--- begin Extracted entries ---
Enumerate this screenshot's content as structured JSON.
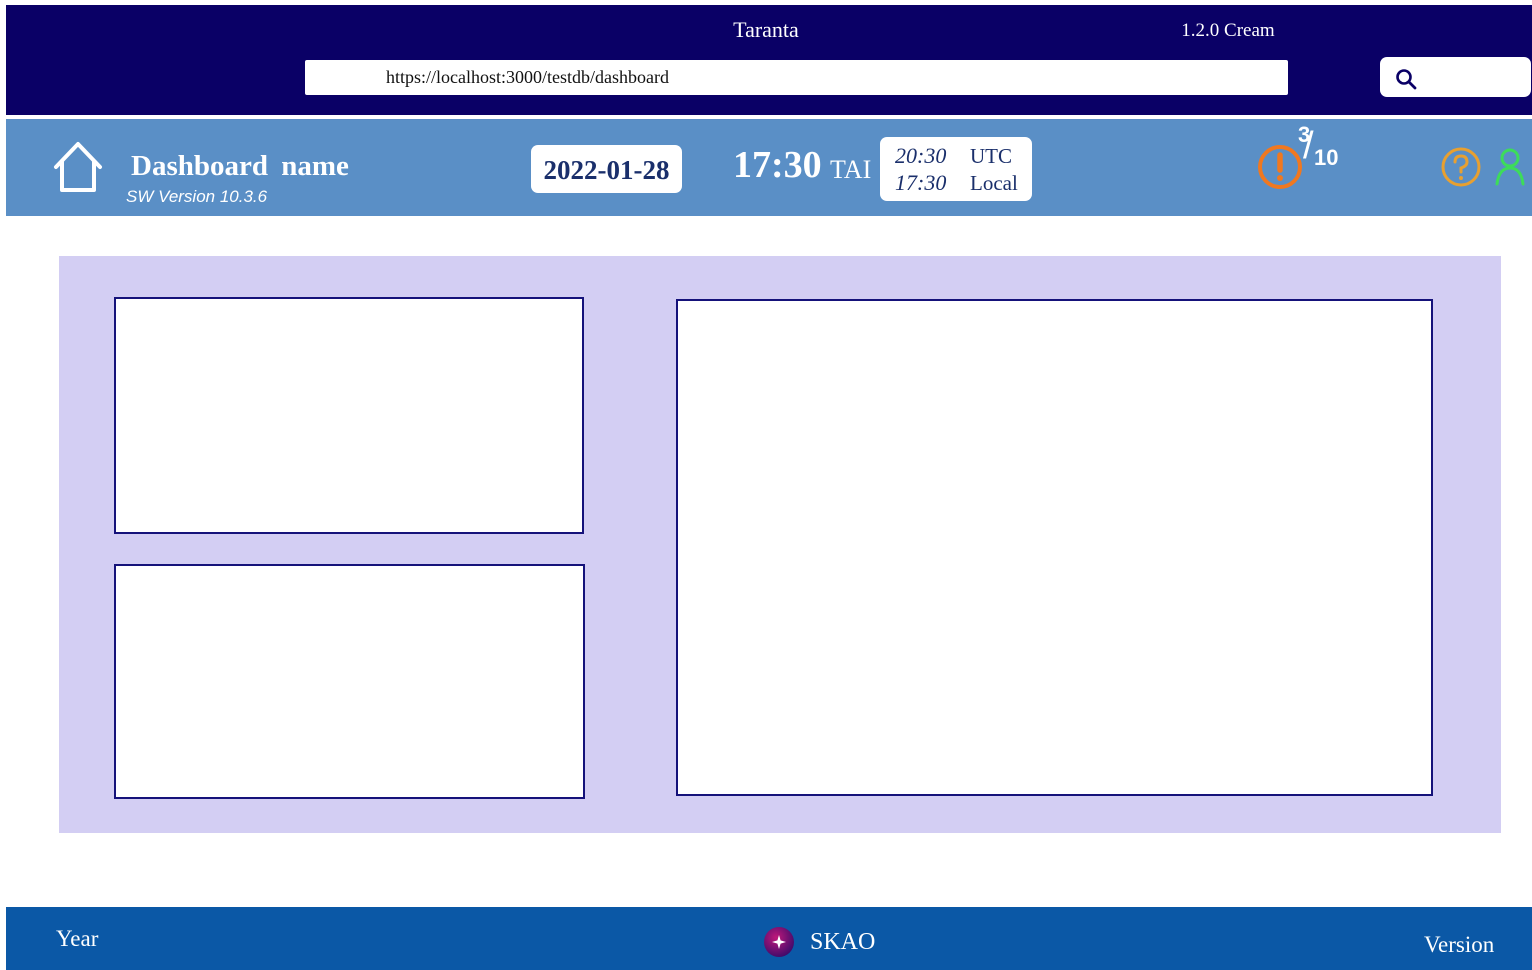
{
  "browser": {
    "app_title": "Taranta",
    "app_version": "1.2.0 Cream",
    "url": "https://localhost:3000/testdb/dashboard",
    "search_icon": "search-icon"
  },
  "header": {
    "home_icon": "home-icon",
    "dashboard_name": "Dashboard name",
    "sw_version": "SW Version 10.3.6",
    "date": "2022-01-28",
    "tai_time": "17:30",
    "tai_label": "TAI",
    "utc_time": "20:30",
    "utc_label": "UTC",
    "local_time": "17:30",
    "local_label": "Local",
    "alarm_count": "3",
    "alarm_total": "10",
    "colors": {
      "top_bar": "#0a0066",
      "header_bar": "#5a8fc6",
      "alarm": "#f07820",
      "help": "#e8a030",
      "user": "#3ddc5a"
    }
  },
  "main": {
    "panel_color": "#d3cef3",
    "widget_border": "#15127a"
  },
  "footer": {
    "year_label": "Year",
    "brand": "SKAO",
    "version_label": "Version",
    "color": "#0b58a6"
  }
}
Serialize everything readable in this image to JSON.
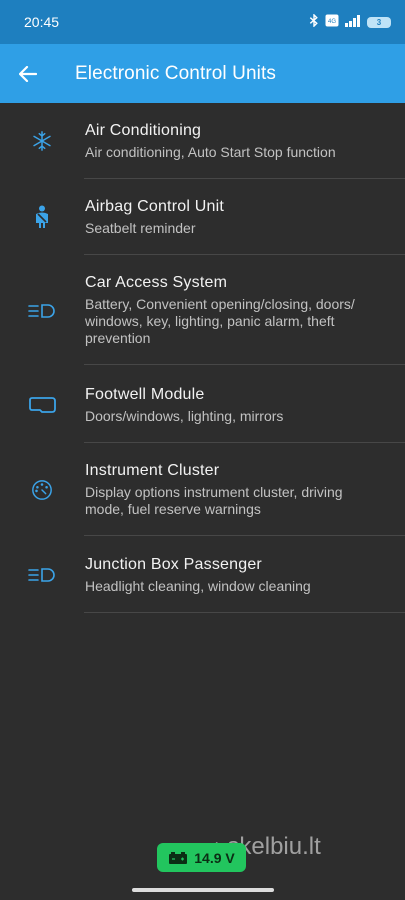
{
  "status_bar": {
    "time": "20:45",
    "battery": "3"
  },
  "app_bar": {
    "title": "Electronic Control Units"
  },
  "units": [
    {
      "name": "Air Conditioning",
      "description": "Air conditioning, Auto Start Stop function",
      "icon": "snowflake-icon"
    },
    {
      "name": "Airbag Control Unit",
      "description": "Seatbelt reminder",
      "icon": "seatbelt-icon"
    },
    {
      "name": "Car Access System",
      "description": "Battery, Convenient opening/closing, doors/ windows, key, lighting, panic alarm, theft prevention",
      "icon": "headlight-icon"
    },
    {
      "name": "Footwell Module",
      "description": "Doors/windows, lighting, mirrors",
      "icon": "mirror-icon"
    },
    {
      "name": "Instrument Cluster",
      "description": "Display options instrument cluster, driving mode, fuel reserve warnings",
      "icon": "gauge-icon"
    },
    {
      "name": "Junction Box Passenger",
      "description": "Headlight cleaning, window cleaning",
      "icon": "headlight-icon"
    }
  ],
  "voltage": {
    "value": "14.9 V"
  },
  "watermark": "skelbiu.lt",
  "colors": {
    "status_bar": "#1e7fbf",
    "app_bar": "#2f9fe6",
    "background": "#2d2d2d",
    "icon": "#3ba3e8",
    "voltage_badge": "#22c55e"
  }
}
--- end Extracted entries ---
Exercise goal: All of the material above needs to be restated exactly, with no pictures.

Worked solution:
Enumerate this screenshot's content as structured JSON.
{
  "browser": {
    "app_title": "Taranta",
    "app_version": "1.2.0 Cream",
    "url": "https://localhost:3000/testdb/dashboard",
    "search_icon": "search-icon"
  },
  "header": {
    "home_icon": "home-icon",
    "dashboard_name": "Dashboard name",
    "sw_version": "SW Version 10.3.6",
    "date": "2022-01-28",
    "tai_time": "17:30",
    "tai_label": "TAI",
    "utc_time": "20:30",
    "utc_label": "UTC",
    "local_time": "17:30",
    "local_label": "Local",
    "alarm_count": "3",
    "alarm_total": "10",
    "colors": {
      "top_bar": "#0a0066",
      "header_bar": "#5a8fc6",
      "alarm": "#f07820",
      "help": "#e8a030",
      "user": "#3ddc5a"
    }
  },
  "main": {
    "panel_color": "#d3cef3",
    "widget_border": "#15127a"
  },
  "footer": {
    "year_label": "Year",
    "brand": "SKAO",
    "version_label": "Version",
    "color": "#0b58a6"
  }
}
Serialize everything readable in this image to JSON.
{
  "status_bar": {
    "time": "20:45",
    "battery": "3"
  },
  "app_bar": {
    "title": "Electronic Control Units"
  },
  "units": [
    {
      "name": "Air Conditioning",
      "description": "Air conditioning, Auto Start Stop function",
      "icon": "snowflake-icon"
    },
    {
      "name": "Airbag Control Unit",
      "description": "Seatbelt reminder",
      "icon": "seatbelt-icon"
    },
    {
      "name": "Car Access System",
      "description": "Battery, Convenient opening/closing, doors/ windows, key, lighting, panic alarm, theft prevention",
      "icon": "headlight-icon"
    },
    {
      "name": "Footwell Module",
      "description": "Doors/windows, lighting, mirrors",
      "icon": "mirror-icon"
    },
    {
      "name": "Instrument Cluster",
      "description": "Display options instrument cluster, driving mode, fuel reserve warnings",
      "icon": "gauge-icon"
    },
    {
      "name": "Junction Box Passenger",
      "description": "Headlight cleaning, window cleaning",
      "icon": "headlight-icon"
    }
  ],
  "voltage": {
    "value": "14.9 V"
  },
  "watermark": "skelbiu.lt",
  "colors": {
    "status_bar": "#1e7fbf",
    "app_bar": "#2f9fe6",
    "background": "#2d2d2d",
    "icon": "#3ba3e8",
    "voltage_badge": "#22c55e"
  }
}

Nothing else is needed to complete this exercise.